- _Exercise instructions_
The entire listing is to be repeated verbatim.

[Saved data entries]
-------

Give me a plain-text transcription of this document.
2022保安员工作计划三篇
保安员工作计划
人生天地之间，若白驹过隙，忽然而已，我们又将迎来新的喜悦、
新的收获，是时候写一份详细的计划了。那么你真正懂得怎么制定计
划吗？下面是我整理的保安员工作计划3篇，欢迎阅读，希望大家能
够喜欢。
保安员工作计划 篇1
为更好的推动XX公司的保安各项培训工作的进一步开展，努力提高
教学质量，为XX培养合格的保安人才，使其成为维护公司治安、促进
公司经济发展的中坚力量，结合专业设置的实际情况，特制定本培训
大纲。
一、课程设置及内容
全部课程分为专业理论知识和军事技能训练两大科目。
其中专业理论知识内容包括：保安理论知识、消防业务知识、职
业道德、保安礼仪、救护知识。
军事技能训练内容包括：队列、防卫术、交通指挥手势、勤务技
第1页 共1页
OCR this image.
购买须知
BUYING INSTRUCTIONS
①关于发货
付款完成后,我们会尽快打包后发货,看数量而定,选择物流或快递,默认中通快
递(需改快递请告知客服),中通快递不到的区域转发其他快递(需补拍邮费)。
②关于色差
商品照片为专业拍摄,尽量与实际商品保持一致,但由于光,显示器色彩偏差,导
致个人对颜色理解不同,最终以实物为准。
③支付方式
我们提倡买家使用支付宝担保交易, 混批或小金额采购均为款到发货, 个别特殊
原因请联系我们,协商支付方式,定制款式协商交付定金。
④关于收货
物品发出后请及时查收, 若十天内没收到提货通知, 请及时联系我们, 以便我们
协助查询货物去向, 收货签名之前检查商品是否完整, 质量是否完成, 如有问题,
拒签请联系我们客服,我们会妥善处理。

-------

- _Full solution_
Give me a plain-text transcription of this document.
2022保安员工作计划三篇
保安员工作计划
人生天地之间，若白驹过隙，忽然而已，我们又将迎来新的喜悦、
新的收获，是时候写一份详细的计划了。那么你真正懂得怎么制定计
划吗？下面是我整理的保安员工作计划3篇，欢迎阅读，希望大家能
够喜欢。
保安员工作计划 篇1
为更好的推动XX公司的保安各项培训工作的进一步开展，努力提高
教学质量，为XX培养合格的保安人才，使其成为维护公司治安、促进
公司经济发展的中坚力量，结合专业设置的实际情况，特制定本培训
大纲。
一、课程设置及内容
全部课程分为专业理论知识和军事技能训练两大科目。
其中专业理论知识内容包括：保安理论知识、消防业务知识、职
业道德、保安礼仪、救护知识。
军事技能训练内容包括：队列、防卫术、交通指挥手势、勤务技
第1页 共1页
OCR this image.
购买须知
BUYING INSTRUCTIONS
①关于发货
付款完成后,我们会尽快打包后发货,看数量而定,选择物流或快递,默认中通快
递(需改快递请告知客服),中通快递不到的区域转发其他快递(需补拍邮费)。
②关于色差
商品照片为专业拍摄,尽量与实际商品保持一致,但由于光,显示器色彩偏差,导
致个人对颜色理解不同,最终以实物为准。
③支付方式
我们提倡买家使用支付宝担保交易, 混批或小金额采购均为款到发货, 个别特殊
原因请联系我们,协商支付方式,定制款式协商交付定金。
④关于收货
物品发出后请及时查收, 若十天内没收到提货通知, 请及时联系我们, 以便我们
协助查询货物去向, 收货签名之前检查商品是否完整, 质量是否完成, 如有问题,
拒签请联系我们客服,我们会妥善处理。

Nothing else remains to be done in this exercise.